** Start **
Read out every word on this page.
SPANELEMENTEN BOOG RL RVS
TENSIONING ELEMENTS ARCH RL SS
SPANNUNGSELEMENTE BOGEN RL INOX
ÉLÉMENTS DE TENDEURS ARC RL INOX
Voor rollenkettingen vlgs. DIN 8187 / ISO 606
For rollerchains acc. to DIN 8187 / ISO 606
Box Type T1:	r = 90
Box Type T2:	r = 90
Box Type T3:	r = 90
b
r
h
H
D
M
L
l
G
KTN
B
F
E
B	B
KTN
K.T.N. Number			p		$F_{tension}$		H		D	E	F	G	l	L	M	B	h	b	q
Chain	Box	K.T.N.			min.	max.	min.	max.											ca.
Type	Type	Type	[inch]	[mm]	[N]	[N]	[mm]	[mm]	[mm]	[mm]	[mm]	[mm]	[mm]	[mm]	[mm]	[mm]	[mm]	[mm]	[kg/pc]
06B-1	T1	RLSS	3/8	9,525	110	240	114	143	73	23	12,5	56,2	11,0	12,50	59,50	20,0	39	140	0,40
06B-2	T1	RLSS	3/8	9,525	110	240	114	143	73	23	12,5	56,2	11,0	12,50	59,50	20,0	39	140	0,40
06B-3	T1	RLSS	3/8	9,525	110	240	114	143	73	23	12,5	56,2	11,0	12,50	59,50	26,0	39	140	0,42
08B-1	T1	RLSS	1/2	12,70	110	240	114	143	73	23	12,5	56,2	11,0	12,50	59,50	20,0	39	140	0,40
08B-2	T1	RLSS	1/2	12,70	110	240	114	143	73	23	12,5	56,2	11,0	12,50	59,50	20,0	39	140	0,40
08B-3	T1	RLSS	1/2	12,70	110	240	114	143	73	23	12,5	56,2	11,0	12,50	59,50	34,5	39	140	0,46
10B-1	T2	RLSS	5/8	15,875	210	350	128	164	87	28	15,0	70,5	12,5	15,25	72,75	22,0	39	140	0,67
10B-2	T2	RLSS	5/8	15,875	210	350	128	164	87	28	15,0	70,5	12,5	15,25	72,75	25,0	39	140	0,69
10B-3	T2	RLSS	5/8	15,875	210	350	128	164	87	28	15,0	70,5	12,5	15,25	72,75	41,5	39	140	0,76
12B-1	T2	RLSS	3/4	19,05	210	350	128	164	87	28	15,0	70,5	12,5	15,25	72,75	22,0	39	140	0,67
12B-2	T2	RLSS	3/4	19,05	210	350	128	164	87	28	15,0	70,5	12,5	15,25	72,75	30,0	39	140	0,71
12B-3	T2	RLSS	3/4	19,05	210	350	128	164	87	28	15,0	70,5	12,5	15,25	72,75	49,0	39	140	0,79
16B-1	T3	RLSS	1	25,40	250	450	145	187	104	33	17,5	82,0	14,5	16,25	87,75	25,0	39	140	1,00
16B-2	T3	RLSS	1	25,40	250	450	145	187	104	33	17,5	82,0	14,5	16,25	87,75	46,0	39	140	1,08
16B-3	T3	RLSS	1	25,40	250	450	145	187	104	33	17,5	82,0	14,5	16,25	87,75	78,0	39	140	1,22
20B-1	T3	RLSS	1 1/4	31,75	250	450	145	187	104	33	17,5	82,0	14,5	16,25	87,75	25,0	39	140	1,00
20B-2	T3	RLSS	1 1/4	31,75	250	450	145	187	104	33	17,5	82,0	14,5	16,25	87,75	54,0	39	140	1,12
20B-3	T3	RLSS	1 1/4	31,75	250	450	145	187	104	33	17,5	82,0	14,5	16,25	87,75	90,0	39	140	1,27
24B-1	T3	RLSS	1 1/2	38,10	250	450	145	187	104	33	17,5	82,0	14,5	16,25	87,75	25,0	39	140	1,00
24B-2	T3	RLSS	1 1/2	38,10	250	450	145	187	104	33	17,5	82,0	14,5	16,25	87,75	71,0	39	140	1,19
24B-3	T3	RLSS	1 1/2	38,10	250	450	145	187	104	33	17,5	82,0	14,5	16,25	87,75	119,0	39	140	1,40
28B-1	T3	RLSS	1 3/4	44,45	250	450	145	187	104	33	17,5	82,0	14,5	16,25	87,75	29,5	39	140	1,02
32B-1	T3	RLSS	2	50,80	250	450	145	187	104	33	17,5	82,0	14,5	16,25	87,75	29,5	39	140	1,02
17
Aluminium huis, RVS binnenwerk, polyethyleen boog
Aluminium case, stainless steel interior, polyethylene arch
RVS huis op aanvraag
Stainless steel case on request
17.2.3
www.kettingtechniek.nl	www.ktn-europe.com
** End **
→ **Given exercise**:
Pull every line containing the word "INOX" out of the material and copy it.

→ **Exercise response**:
SPANNUNGSELEMENTE BOGEN RL INOX
ÉLÉMENTS DE TENDEURS ARC RL INOX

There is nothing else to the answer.